-- begin GIVEN DATA --

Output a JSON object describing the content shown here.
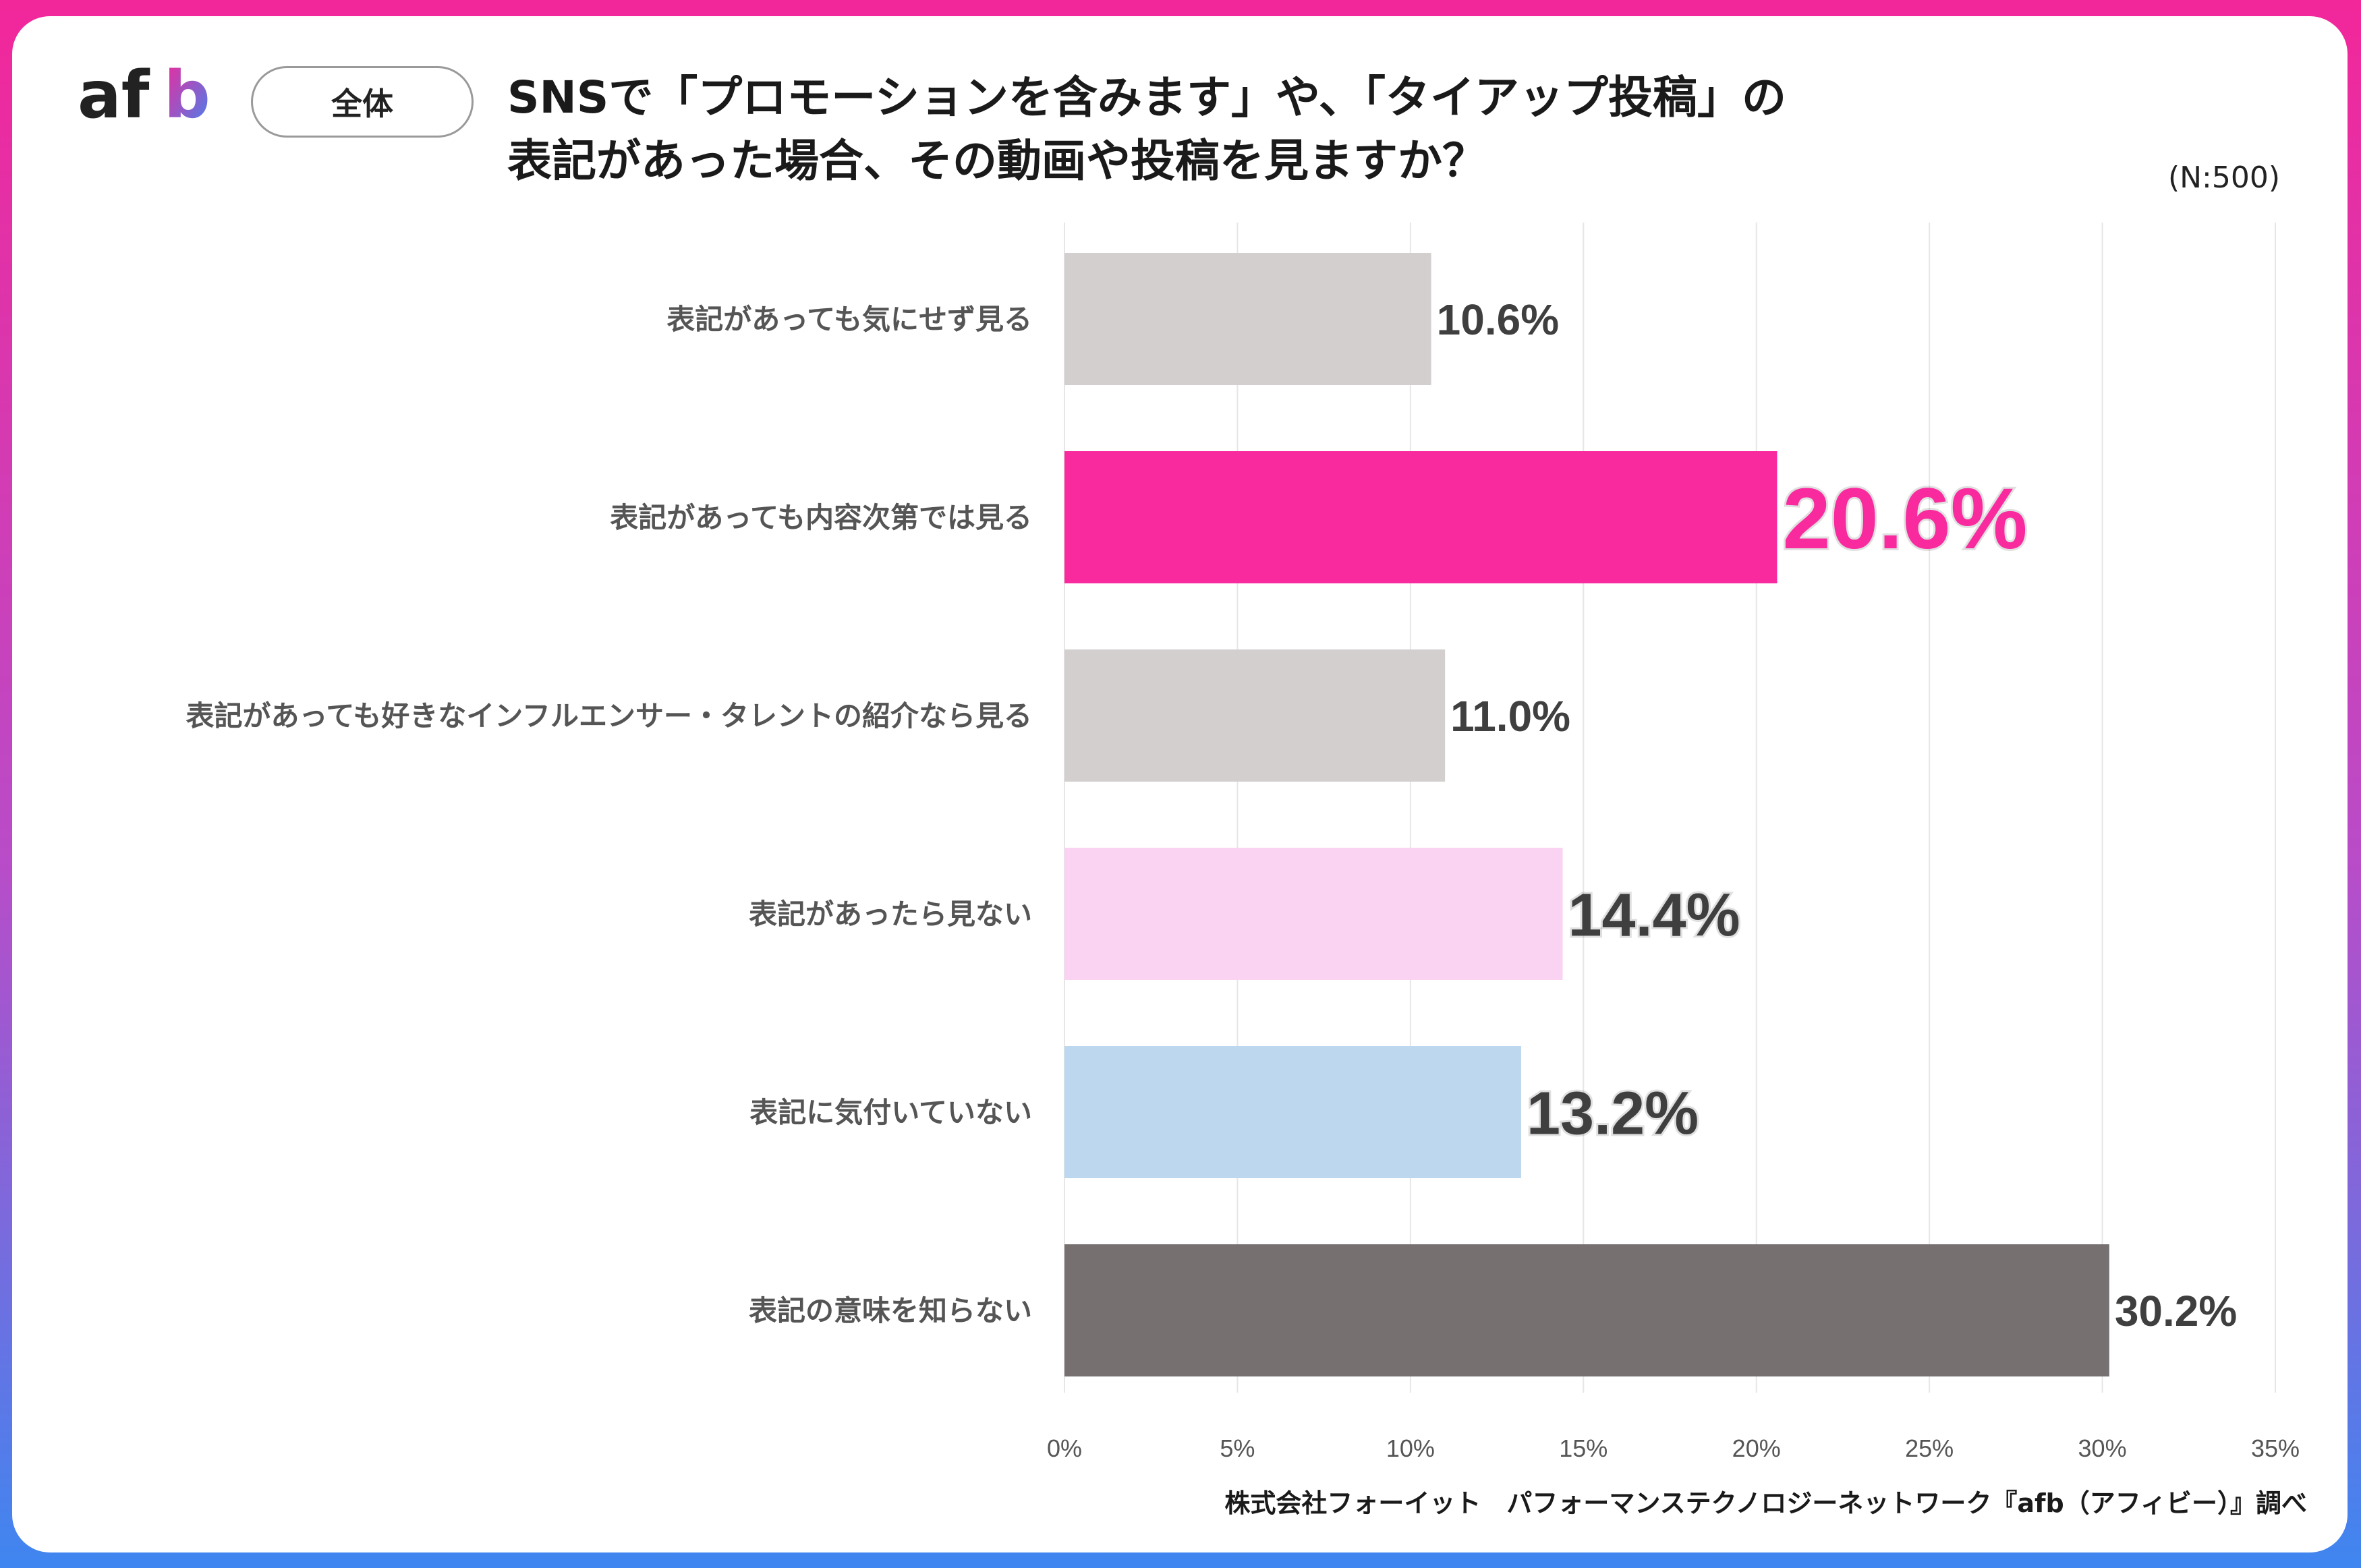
{
  "header": {
    "logo_text": "afb",
    "segment_badge": "全体",
    "title_line1": "SNSで「プロモーションを含みます」や、「タイアップ投稿」の",
    "title_line2": "表記があった場合、その動画や投稿を見ますか？",
    "sample_size": "(N:500)"
  },
  "footer": {
    "source": "株式会社フォーイット　パフォーマンステクノロジーネットワーク『afb（アフィビー）』調べ"
  },
  "colors": {
    "accent_pink": "#f82a9e",
    "light_gray": "#d3cfcf",
    "light_pink": "#f9d3f1",
    "light_blue": "#bdd7ee",
    "dark_gray": "#767070",
    "label_dark": "#3f3f3f"
  },
  "chart_data": {
    "type": "bar",
    "orientation": "horizontal",
    "title": "SNSで「プロモーションを含みます」や、「タイアップ投稿」の表記があった場合、その動画や投稿を見ますか？",
    "categories": [
      "表記があっても気にせず見る",
      "表記があっても内容次第では見る",
      "表記があっても好きなインフルエンサー・タレントの紹介なら見る",
      "表記があったら見ない",
      "表記に気付いていない",
      "表記の意味を知らない"
    ],
    "values": [
      10.6,
      20.6,
      11.0,
      14.4,
      13.2,
      30.2
    ],
    "value_labels": [
      "10.6%",
      "20.6%",
      "11.0%",
      "14.4%",
      "13.2%",
      "30.2%"
    ],
    "bar_colors": [
      "#d3cfcf",
      "#f82a9e",
      "#d3cfcf",
      "#f9d3f1",
      "#bdd7ee",
      "#767070"
    ],
    "label_colors": [
      "#3f3f3f",
      "#f82a9e",
      "#3f3f3f",
      "#3f3f3f",
      "#3f3f3f",
      "#3f3f3f"
    ],
    "label_emphasis": [
      "normal",
      "large",
      "normal",
      "medium",
      "medium",
      "normal"
    ],
    "xlim": [
      0,
      35
    ],
    "xticks": [
      0,
      5,
      10,
      15,
      20,
      25,
      30,
      35
    ],
    "xtick_labels": [
      "0%",
      "5%",
      "10%",
      "15%",
      "20%",
      "25%",
      "30%",
      "35%"
    ],
    "xlabel": "",
    "ylabel": "",
    "grid": true,
    "legend": "none"
  }
}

-- end GIVEN DATA --

## TASK PROMPT
Go back to the records above and write them out exactly, without the pictures.

## ANSWER TO THIS PROBLEM
Output a JSON object describing the content shown here.
{
  "header": {
    "logo_text": "afb",
    "segment_badge": "全体",
    "title_line1": "SNSで「プロモーションを含みます」や、「タイアップ投稿」の",
    "title_line2": "表記があった場合、その動画や投稿を見ますか？",
    "sample_size": "(N:500)"
  },
  "footer": {
    "source": "株式会社フォーイット　パフォーマンステクノロジーネットワーク『afb（アフィビー）』調べ"
  },
  "colors": {
    "accent_pink": "#f82a9e",
    "light_gray": "#d3cfcf",
    "light_pink": "#f9d3f1",
    "light_blue": "#bdd7ee",
    "dark_gray": "#767070",
    "label_dark": "#3f3f3f"
  },
  "chart_data": {
    "type": "bar",
    "orientation": "horizontal",
    "title": "SNSで「プロモーションを含みます」や、「タイアップ投稿」の表記があった場合、その動画や投稿を見ますか？",
    "categories": [
      "表記があっても気にせず見る",
      "表記があっても内容次第では見る",
      "表記があっても好きなインフルエンサー・タレントの紹介なら見る",
      "表記があったら見ない",
      "表記に気付いていない",
      "表記の意味を知らない"
    ],
    "values": [
      10.6,
      20.6,
      11.0,
      14.4,
      13.2,
      30.2
    ],
    "value_labels": [
      "10.6%",
      "20.6%",
      "11.0%",
      "14.4%",
      "13.2%",
      "30.2%"
    ],
    "bar_colors": [
      "#d3cfcf",
      "#f82a9e",
      "#d3cfcf",
      "#f9d3f1",
      "#bdd7ee",
      "#767070"
    ],
    "label_colors": [
      "#3f3f3f",
      "#f82a9e",
      "#3f3f3f",
      "#3f3f3f",
      "#3f3f3f",
      "#3f3f3f"
    ],
    "label_emphasis": [
      "normal",
      "large",
      "normal",
      "medium",
      "medium",
      "normal"
    ],
    "xlim": [
      0,
      35
    ],
    "xticks": [
      0,
      5,
      10,
      15,
      20,
      25,
      30,
      35
    ],
    "xtick_labels": [
      "0%",
      "5%",
      "10%",
      "15%",
      "20%",
      "25%",
      "30%",
      "35%"
    ],
    "xlabel": "",
    "ylabel": "",
    "grid": true,
    "legend": "none"
  }
}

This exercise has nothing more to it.